[Items from a dataset]
####
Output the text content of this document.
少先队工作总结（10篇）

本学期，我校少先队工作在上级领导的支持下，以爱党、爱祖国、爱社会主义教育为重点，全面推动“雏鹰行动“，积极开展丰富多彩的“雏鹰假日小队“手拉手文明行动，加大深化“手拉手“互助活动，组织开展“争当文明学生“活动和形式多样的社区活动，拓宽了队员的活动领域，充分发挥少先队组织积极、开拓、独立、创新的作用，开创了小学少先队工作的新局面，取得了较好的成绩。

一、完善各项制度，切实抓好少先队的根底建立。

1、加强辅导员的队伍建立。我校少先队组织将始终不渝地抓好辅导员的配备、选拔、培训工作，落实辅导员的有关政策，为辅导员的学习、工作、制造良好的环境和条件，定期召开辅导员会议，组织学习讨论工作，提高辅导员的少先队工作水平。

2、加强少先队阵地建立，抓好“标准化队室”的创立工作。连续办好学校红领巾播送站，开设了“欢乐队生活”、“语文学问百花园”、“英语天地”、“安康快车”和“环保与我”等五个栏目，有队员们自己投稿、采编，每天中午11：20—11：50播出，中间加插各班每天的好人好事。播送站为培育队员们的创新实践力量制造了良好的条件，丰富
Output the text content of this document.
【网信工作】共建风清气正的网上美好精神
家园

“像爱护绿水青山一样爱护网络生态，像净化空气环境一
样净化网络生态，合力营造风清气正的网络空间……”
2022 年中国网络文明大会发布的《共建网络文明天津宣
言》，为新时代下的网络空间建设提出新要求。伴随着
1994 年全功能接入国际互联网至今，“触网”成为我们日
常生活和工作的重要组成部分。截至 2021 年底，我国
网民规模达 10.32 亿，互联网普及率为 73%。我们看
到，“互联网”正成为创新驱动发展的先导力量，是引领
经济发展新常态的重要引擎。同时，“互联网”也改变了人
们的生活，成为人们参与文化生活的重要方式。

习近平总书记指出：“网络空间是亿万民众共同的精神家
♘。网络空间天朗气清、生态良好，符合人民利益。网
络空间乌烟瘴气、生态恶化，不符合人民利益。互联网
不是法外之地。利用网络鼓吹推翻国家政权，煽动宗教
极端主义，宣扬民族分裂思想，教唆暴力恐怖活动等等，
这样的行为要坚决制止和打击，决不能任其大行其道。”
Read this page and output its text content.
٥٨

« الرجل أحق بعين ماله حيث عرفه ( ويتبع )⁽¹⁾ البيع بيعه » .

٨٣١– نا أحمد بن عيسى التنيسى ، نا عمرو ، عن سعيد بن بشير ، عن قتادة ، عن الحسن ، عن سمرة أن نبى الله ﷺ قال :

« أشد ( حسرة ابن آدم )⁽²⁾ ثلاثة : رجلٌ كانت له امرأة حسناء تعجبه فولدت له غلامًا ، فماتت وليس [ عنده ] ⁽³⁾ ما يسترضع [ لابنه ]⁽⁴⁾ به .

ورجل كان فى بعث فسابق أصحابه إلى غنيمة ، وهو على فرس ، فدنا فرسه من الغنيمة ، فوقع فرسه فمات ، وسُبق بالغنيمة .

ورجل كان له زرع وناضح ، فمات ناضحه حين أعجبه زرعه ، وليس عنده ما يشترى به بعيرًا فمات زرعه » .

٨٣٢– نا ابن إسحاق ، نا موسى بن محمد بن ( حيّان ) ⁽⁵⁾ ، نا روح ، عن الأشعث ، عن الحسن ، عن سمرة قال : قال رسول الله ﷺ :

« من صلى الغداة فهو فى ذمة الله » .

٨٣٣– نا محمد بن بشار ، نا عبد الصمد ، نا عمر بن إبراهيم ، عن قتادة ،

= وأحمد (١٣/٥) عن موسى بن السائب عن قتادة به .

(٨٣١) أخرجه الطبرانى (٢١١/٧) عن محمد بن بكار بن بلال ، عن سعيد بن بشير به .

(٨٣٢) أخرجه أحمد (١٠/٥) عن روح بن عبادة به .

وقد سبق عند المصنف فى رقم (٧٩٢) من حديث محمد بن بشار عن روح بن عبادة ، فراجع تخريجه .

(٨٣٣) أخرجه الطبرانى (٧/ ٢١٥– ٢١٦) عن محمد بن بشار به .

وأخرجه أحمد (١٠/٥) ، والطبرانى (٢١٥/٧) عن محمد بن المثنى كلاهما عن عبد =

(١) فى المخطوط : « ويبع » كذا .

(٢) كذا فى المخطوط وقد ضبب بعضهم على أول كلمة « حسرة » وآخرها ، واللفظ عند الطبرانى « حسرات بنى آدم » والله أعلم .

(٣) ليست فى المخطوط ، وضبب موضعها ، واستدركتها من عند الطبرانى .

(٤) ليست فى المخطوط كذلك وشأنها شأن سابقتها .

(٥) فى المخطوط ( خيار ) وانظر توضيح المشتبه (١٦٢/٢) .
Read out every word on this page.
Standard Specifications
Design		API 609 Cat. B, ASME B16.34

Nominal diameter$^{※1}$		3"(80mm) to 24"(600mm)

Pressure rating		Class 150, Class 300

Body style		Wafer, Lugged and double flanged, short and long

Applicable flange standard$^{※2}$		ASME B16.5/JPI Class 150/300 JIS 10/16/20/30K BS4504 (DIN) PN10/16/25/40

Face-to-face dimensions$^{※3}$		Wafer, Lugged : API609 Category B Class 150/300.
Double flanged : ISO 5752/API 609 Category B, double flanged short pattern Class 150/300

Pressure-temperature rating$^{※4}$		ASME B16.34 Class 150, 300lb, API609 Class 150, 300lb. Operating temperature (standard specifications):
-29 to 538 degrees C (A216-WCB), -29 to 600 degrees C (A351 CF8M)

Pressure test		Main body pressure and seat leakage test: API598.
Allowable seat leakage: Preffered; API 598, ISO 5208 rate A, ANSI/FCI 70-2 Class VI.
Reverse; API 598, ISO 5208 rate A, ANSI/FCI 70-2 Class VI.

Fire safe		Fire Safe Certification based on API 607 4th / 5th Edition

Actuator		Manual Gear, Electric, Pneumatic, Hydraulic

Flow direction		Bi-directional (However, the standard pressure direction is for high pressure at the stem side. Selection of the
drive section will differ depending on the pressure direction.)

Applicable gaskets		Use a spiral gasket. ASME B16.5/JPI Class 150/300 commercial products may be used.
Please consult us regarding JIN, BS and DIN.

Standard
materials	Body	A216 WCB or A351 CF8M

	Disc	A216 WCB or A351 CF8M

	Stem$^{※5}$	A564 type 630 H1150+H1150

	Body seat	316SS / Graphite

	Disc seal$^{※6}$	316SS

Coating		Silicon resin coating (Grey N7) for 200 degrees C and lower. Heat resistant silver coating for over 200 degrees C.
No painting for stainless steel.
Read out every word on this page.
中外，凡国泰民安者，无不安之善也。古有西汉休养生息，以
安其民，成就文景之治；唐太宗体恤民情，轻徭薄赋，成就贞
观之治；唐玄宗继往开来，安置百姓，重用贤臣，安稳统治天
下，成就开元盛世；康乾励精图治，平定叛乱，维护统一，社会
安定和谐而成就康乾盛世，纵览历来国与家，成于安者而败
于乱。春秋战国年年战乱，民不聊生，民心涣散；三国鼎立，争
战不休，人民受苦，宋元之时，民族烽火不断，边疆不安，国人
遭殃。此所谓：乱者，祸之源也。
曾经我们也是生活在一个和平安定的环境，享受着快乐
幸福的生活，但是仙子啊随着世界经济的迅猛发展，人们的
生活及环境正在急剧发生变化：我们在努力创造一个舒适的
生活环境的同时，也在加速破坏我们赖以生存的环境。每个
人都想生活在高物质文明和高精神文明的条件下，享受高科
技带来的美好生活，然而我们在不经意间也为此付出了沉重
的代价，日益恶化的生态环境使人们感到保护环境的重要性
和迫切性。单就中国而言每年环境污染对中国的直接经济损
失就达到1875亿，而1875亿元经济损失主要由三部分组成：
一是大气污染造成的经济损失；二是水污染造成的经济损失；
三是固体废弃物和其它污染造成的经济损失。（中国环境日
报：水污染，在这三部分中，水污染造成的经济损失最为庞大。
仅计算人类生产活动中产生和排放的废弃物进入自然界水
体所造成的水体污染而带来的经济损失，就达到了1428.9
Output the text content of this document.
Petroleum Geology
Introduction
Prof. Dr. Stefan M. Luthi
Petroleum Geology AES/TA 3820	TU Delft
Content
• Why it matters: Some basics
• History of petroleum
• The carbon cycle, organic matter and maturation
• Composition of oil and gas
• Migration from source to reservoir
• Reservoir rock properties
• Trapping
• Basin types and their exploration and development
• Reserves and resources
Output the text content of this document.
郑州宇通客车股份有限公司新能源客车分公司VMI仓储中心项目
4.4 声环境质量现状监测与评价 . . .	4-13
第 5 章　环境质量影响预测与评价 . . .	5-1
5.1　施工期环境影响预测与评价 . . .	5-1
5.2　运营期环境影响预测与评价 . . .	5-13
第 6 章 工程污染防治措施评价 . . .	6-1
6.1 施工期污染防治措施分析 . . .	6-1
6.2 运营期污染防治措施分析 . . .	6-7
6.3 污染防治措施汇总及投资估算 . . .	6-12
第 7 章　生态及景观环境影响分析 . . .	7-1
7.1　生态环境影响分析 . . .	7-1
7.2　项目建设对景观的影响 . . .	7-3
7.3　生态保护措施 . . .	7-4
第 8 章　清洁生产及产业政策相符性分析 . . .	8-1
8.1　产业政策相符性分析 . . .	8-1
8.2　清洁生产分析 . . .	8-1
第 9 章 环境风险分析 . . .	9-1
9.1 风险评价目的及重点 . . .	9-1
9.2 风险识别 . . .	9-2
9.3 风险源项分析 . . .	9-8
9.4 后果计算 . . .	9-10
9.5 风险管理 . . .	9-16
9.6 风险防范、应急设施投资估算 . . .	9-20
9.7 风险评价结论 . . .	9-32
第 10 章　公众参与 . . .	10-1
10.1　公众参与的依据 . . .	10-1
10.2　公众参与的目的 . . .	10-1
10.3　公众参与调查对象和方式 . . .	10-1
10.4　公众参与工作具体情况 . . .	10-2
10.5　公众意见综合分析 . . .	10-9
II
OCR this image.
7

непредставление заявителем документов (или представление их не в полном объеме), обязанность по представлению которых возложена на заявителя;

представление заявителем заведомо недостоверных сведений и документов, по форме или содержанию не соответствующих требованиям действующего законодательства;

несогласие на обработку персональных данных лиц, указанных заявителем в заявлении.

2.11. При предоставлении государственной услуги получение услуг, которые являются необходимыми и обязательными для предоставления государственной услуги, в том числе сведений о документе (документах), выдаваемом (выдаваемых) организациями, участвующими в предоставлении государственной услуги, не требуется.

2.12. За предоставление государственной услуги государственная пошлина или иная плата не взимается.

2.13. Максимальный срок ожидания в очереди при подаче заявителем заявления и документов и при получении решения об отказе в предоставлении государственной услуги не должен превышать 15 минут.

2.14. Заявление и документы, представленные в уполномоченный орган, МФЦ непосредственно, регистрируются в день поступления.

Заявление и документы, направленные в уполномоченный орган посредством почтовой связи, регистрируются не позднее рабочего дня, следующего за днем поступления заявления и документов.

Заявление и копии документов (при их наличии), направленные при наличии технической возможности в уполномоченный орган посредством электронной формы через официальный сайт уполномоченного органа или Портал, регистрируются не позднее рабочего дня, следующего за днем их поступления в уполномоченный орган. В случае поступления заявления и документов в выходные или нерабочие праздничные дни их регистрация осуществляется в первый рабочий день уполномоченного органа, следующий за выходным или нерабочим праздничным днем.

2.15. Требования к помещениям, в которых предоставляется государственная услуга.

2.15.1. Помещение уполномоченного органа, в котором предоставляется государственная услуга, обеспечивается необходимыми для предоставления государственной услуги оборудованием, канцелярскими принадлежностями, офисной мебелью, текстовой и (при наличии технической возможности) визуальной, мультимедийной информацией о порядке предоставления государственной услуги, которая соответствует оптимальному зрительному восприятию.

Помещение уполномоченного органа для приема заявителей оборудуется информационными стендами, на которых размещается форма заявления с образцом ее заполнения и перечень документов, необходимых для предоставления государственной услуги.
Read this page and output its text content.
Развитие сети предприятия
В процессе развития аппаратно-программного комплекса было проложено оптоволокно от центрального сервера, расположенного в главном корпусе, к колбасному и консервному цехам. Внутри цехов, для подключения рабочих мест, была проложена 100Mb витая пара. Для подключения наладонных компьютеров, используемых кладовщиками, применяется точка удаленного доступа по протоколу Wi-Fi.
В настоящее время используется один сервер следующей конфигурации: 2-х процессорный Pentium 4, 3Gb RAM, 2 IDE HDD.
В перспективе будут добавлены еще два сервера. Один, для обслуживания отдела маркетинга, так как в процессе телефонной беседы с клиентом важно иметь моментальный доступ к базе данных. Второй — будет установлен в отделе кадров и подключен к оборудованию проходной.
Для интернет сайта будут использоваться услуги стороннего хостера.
####
Filter the data, keeping only the lines that contain "degrees".

IN RESPONSE:
-29 to 538 degrees C (A216-WCB), -29 to 600 degrees C (A351 CF8M)
Coating		Silicon resin coating (Grey N7) for 200 degrees C and lower. Heat resistant silver coating for over 200 degrees C.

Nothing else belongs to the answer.